* **To be done**: All of the material below is to be repeated exactly.

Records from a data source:
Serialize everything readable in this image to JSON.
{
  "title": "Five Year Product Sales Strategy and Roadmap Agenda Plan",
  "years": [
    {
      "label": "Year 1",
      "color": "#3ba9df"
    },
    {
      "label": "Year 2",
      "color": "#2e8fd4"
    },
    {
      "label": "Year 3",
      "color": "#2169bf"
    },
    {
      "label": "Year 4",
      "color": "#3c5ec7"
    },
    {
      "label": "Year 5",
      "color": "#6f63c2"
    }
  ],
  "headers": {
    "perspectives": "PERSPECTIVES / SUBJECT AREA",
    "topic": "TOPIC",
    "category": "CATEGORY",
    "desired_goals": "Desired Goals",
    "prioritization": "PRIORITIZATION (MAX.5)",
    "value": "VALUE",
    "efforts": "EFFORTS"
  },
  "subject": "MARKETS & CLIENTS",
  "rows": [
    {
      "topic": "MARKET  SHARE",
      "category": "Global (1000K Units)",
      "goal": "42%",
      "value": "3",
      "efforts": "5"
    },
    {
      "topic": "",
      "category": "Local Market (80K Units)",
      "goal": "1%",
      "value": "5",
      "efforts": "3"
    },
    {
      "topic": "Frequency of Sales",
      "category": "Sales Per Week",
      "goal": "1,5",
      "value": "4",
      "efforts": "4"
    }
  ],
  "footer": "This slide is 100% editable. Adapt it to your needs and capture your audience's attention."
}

* **Task output**:
Serialize everything readable in this image to JSON.
{
  "title": "Five Year Product Sales Strategy and Roadmap Agenda Plan",
  "years": [
    {
      "label": "Year 1",
      "color": "#3ba9df"
    },
    {
      "label": "Year 2",
      "color": "#2e8fd4"
    },
    {
      "label": "Year 3",
      "color": "#2169bf"
    },
    {
      "label": "Year 4",
      "color": "#3c5ec7"
    },
    {
      "label": "Year 5",
      "color": "#6f63c2"
    }
  ],
  "headers": {
    "perspectives": "PERSPECTIVES / SUBJECT AREA",
    "topic": "TOPIC",
    "category": "CATEGORY",
    "desired_goals": "Desired Goals",
    "prioritization": "PRIORITIZATION (MAX.5)",
    "value": "VALUE",
    "efforts": "EFFORTS"
  },
  "subject": "MARKETS & CLIENTS",
  "rows": [
    {
      "topic": "MARKET  SHARE",
      "category": "Global (1000K Units)",
      "goal": "42%",
      "value": "3",
      "efforts": "5"
    },
    {
      "topic": "",
      "category": "Local Market (80K Units)",
      "goal": "1%",
      "value": "5",
      "efforts": "3"
    },
    {
      "topic": "Frequency of Sales",
      "category": "Sales Per Week",
      "goal": "1,5",
      "value": "4",
      "efforts": "4"
    }
  ],
  "footer": "This slide is 100% editable. Adapt it to your needs and capture your audience's attention."
}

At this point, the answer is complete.